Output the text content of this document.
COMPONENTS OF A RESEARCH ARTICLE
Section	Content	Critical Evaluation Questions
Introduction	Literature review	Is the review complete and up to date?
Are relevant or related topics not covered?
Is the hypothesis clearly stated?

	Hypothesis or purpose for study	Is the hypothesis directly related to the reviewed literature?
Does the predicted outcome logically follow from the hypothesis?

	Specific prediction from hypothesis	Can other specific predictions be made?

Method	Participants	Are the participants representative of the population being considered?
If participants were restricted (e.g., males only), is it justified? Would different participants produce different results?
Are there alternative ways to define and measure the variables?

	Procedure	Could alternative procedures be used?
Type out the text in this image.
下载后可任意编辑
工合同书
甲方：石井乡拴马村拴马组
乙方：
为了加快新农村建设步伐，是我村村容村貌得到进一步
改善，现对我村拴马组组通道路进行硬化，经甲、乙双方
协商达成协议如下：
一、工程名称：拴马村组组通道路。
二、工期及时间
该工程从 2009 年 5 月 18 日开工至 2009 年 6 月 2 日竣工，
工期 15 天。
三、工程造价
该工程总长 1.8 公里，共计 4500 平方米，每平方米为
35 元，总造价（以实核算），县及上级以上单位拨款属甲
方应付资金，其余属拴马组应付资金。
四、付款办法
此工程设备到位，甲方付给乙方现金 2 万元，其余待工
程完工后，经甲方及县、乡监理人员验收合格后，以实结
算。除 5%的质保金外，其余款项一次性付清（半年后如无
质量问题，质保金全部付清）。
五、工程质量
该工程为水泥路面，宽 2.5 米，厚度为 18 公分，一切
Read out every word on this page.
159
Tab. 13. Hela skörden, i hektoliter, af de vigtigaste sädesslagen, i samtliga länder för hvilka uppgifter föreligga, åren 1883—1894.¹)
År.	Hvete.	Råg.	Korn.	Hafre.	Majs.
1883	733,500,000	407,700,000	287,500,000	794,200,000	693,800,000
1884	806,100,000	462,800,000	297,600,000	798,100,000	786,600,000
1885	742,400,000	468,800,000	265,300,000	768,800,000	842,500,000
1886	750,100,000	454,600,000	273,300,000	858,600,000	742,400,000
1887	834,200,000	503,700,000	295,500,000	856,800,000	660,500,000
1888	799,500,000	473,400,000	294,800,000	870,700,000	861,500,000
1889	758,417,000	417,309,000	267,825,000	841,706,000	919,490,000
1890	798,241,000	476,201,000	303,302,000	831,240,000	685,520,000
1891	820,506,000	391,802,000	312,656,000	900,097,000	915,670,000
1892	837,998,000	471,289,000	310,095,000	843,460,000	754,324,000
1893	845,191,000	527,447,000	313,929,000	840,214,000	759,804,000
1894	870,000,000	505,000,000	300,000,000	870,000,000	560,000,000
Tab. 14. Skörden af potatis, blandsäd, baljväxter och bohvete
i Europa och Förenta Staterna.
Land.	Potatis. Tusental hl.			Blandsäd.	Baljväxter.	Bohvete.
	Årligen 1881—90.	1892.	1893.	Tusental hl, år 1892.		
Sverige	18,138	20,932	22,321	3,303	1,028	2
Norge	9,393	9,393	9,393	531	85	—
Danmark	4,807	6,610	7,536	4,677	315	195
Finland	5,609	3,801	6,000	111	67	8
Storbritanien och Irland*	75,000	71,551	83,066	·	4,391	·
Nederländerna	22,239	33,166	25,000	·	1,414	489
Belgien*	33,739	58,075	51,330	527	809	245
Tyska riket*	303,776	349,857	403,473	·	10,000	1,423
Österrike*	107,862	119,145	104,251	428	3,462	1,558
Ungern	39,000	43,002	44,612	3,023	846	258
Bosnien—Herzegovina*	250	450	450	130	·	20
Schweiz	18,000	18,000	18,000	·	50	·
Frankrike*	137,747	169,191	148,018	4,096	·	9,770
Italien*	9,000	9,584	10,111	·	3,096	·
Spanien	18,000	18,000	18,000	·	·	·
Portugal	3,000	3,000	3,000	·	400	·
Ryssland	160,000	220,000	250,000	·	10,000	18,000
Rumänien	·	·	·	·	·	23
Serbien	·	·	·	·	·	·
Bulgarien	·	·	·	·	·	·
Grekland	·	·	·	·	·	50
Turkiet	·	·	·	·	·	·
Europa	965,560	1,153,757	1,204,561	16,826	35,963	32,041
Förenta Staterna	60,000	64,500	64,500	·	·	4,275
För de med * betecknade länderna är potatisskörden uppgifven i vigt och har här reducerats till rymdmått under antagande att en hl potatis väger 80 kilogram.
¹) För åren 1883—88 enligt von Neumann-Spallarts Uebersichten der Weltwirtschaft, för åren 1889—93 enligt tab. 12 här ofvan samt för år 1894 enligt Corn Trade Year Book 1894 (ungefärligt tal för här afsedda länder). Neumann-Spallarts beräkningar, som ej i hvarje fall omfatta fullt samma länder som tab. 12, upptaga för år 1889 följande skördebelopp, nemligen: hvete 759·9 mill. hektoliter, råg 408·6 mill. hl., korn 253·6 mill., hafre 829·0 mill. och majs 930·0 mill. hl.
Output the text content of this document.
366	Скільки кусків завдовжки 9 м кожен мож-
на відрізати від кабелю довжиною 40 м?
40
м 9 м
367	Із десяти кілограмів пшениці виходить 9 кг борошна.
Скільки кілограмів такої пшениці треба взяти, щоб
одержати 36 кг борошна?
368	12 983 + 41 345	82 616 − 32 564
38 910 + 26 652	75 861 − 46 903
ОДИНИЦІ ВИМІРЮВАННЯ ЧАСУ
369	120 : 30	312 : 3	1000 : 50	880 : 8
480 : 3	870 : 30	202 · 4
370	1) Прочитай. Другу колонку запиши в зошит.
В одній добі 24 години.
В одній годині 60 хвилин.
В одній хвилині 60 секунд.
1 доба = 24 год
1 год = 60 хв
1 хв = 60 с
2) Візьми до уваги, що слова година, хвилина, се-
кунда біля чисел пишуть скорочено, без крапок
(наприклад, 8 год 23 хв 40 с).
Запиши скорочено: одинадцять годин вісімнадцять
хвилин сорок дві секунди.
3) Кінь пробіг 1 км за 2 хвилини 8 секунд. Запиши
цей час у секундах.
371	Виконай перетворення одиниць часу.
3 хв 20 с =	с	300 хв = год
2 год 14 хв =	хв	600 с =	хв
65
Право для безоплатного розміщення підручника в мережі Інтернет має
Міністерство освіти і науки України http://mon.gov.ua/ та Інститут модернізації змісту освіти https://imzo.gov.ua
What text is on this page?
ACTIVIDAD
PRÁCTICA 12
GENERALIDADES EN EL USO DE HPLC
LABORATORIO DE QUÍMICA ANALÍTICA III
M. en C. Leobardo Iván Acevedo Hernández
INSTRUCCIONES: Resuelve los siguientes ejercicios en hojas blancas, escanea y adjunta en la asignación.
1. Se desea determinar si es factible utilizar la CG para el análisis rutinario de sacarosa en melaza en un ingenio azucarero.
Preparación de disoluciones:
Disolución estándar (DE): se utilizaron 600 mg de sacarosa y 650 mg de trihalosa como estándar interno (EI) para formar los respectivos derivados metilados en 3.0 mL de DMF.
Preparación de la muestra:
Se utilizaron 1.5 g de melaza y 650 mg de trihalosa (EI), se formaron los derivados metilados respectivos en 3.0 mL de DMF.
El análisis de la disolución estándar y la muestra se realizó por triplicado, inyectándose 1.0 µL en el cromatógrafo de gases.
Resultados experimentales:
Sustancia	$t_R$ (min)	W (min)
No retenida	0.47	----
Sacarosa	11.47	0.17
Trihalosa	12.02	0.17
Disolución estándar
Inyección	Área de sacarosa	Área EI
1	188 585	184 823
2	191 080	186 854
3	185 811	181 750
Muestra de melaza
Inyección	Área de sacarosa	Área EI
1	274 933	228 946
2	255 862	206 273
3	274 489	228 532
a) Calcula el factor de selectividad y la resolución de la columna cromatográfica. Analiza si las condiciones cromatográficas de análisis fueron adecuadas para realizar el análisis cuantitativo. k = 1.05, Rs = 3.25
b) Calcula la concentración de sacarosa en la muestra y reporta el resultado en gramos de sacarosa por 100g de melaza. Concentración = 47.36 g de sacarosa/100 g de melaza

▶ OBJECTIVE:
Look for the word "respectivos" and return every line where it occurs.

▶ ANSWER BELOW:
Disolución estándar (DE): se utilizaron 600 mg de sacarosa y 650 mg de trihalosa como estándar interno (EI) para formar los respectivos derivados metilados en 3.0 mL de DMF.
Se utilizaron 1.5 g de melaza y 650 mg de trihalosa (EI), se formaron los derivados metilados respectivos en 3.0 mL de DMF.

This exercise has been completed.